• _EXERCISE OBJECTIVE_
Your answer should be one number: the count of lines in these entries that hold the word "وبركاته".

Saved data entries

########

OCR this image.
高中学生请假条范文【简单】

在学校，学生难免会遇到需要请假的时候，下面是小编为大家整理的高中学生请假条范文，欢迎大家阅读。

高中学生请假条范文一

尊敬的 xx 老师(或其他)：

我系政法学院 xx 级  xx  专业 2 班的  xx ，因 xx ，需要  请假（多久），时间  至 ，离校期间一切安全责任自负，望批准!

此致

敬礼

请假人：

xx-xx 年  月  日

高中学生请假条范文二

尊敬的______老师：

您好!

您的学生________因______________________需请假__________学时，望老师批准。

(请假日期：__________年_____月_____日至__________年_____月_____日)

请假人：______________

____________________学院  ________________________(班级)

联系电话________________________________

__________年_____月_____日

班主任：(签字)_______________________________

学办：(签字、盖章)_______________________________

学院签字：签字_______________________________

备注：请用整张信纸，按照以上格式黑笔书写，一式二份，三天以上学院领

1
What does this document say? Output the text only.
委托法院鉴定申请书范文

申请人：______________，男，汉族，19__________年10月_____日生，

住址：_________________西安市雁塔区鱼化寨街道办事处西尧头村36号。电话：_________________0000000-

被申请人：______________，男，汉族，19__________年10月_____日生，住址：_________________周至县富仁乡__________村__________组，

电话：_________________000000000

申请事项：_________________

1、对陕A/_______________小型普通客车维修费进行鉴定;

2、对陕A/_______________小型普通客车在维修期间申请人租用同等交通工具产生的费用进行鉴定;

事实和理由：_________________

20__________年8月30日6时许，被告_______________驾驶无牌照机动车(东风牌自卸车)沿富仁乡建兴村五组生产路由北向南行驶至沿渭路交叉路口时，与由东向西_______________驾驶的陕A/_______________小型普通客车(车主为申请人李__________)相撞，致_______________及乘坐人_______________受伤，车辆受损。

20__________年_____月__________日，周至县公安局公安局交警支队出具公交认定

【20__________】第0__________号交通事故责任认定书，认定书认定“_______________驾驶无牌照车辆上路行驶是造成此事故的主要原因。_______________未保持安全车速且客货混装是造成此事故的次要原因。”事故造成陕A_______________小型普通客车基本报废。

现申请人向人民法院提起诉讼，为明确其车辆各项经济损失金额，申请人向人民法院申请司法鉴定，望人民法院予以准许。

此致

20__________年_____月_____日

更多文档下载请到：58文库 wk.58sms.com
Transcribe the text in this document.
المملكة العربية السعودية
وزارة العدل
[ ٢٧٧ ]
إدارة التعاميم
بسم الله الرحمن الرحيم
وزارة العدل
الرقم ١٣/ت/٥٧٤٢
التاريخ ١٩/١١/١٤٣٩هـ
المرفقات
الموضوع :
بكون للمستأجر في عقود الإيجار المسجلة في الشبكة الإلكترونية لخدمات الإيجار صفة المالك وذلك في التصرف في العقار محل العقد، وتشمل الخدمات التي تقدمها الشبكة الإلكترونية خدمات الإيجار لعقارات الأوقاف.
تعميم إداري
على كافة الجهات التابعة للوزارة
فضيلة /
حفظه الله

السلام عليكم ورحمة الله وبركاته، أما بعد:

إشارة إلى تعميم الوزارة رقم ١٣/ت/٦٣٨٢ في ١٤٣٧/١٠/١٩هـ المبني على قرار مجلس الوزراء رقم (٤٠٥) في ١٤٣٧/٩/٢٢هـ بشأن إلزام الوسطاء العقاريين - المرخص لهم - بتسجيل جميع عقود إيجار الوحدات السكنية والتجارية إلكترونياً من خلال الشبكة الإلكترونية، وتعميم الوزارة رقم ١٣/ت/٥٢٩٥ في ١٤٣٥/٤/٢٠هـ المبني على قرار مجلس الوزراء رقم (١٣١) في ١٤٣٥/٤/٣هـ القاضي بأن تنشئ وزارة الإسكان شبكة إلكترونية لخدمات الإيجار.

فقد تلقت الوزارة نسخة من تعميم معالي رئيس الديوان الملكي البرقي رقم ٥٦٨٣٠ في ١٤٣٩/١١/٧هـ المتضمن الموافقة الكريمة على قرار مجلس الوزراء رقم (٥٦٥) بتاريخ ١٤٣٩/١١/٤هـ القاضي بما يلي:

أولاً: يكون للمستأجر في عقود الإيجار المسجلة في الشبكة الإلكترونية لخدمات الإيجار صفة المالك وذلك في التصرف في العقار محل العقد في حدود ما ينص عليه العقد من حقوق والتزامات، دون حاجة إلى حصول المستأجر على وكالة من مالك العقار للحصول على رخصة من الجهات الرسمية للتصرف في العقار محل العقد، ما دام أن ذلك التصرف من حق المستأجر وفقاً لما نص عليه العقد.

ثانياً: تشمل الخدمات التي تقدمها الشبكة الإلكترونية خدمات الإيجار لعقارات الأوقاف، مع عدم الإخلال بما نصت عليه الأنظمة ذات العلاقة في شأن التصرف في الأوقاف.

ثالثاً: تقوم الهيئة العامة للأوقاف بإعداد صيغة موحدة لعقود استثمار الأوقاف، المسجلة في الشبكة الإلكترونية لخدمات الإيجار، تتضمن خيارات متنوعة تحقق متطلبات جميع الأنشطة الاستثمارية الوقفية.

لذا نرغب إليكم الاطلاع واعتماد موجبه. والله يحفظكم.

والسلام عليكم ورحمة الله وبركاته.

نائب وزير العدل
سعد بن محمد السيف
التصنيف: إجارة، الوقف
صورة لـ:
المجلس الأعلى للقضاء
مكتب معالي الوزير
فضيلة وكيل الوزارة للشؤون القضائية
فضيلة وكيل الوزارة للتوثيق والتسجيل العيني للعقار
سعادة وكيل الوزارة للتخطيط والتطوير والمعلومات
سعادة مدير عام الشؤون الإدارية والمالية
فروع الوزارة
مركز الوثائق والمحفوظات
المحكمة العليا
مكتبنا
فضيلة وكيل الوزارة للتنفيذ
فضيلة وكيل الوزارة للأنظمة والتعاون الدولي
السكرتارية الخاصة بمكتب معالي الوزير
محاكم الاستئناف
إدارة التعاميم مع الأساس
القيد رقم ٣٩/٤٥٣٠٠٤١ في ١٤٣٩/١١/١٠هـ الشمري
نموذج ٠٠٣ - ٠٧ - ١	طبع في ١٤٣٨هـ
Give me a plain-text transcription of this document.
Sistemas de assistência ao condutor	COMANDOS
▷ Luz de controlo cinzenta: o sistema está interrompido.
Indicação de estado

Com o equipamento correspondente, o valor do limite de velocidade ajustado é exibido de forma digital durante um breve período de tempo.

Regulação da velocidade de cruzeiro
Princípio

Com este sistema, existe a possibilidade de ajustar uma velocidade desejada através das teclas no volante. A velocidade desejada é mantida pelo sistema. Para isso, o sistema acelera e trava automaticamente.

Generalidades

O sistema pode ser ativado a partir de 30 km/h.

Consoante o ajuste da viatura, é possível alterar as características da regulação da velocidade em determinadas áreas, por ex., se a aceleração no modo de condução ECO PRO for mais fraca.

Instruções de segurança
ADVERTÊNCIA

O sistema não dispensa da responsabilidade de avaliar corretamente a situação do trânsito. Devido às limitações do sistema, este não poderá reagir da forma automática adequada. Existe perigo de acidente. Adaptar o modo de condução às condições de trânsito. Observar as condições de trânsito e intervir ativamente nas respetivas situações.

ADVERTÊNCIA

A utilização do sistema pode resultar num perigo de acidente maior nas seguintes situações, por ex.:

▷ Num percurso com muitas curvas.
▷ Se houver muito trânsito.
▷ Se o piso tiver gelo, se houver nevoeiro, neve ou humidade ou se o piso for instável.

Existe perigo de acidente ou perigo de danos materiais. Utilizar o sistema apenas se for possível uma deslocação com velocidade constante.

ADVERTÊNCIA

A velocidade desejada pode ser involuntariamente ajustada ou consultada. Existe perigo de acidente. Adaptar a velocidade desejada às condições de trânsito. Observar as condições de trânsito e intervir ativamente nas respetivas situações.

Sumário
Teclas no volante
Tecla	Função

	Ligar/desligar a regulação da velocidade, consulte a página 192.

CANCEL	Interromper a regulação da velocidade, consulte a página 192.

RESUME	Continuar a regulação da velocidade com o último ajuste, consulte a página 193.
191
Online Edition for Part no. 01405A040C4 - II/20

########

• _TASK OUTPUT_
2